** start of Record extracts **

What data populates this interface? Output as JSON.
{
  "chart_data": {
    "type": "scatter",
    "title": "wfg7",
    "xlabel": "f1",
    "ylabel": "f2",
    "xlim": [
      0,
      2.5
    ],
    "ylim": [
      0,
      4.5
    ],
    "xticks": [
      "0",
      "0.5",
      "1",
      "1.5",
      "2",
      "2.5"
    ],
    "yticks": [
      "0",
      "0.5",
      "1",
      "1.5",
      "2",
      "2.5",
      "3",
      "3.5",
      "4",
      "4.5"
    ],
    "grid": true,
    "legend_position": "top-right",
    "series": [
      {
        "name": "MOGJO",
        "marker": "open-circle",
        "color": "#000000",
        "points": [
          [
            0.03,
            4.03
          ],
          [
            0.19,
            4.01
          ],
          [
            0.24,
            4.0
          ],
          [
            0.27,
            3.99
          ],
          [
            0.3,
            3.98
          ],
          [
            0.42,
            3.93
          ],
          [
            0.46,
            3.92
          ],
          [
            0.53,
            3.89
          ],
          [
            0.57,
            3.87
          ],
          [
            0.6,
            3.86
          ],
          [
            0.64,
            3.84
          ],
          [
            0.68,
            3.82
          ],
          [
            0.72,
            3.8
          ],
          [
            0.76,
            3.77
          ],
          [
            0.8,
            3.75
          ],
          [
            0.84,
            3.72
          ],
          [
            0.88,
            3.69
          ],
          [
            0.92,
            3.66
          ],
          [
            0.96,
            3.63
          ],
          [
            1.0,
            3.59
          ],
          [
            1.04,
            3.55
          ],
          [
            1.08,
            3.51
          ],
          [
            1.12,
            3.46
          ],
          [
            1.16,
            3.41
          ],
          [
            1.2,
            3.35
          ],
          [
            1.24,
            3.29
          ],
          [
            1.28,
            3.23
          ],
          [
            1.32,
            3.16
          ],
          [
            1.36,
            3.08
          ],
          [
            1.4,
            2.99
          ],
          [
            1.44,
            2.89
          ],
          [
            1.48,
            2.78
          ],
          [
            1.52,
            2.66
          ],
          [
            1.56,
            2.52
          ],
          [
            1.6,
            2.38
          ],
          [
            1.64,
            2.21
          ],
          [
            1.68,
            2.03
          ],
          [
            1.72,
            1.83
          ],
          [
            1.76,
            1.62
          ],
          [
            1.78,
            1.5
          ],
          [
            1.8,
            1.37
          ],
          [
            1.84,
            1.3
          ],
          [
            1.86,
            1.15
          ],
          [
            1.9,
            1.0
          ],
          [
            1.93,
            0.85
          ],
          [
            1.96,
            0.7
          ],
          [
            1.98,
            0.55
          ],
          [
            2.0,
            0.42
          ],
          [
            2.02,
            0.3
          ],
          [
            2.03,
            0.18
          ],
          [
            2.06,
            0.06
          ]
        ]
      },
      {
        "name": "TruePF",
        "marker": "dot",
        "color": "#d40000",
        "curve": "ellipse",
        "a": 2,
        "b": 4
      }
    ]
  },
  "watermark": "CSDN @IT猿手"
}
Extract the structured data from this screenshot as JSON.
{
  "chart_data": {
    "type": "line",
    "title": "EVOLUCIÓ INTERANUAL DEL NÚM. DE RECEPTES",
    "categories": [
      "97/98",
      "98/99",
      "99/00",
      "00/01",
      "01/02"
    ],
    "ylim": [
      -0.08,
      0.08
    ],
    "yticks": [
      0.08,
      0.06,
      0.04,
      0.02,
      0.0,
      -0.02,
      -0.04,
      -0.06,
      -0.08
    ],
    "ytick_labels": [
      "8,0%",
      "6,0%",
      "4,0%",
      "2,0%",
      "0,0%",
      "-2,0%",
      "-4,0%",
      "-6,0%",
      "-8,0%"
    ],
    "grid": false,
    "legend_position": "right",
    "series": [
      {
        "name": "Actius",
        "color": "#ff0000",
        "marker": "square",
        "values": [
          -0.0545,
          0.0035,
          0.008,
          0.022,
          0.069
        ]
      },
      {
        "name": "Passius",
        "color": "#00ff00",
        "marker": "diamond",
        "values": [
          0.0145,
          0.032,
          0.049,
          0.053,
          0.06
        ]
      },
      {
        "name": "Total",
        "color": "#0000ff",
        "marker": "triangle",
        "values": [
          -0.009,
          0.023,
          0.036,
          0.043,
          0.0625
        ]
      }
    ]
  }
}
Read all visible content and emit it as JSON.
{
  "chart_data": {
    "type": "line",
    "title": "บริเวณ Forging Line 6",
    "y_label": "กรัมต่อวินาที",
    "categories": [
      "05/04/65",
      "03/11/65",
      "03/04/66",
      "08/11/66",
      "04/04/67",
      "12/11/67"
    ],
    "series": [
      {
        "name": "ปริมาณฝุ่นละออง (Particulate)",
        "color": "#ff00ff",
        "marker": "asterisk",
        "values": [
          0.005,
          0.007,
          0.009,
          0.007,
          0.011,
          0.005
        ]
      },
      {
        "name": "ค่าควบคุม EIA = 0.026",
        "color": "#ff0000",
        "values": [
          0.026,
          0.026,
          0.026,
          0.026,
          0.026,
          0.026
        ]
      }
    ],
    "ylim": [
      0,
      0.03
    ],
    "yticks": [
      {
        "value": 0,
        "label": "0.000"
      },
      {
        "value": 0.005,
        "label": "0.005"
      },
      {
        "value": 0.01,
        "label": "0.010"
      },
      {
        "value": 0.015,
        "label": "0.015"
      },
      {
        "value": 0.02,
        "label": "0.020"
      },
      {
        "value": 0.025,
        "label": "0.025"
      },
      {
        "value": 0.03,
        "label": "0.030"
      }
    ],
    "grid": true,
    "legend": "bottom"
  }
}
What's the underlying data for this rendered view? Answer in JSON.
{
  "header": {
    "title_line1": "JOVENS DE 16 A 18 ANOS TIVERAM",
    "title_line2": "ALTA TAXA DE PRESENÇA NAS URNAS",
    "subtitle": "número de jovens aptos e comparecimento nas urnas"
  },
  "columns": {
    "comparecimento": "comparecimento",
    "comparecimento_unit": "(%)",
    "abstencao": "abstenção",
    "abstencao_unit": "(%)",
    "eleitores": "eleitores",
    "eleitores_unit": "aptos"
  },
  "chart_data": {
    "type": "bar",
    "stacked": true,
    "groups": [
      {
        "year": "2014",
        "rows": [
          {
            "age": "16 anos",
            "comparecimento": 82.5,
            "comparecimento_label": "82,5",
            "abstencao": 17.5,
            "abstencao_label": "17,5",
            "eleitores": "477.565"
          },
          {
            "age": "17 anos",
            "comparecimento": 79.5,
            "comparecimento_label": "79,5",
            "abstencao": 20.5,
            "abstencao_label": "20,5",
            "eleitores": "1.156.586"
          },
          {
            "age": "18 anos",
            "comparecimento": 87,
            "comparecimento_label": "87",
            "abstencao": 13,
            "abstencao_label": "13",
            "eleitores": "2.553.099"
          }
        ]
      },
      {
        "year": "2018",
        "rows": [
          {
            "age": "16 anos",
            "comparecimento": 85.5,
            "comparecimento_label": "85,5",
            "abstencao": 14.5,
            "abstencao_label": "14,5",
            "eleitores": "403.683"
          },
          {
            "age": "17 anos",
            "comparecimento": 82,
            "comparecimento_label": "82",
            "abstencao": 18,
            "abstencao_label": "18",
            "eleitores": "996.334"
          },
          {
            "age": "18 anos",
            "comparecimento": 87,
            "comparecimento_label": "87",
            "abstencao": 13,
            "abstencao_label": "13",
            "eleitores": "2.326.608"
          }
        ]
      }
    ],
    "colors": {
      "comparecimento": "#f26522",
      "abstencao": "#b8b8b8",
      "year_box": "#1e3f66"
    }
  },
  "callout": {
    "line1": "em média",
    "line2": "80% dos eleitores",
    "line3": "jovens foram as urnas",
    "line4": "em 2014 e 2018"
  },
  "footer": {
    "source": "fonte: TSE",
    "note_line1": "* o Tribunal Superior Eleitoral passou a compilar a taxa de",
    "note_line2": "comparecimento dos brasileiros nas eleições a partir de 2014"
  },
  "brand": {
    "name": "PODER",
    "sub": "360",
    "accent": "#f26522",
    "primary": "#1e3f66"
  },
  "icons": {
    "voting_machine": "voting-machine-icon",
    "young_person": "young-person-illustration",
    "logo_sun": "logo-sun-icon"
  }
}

** end of Record extracts **

** Exercise directions **
Find all lines with "right" in them and copy each one.

** Result of this task **
    "legend_position": "top-right",
    "legend_position": "right",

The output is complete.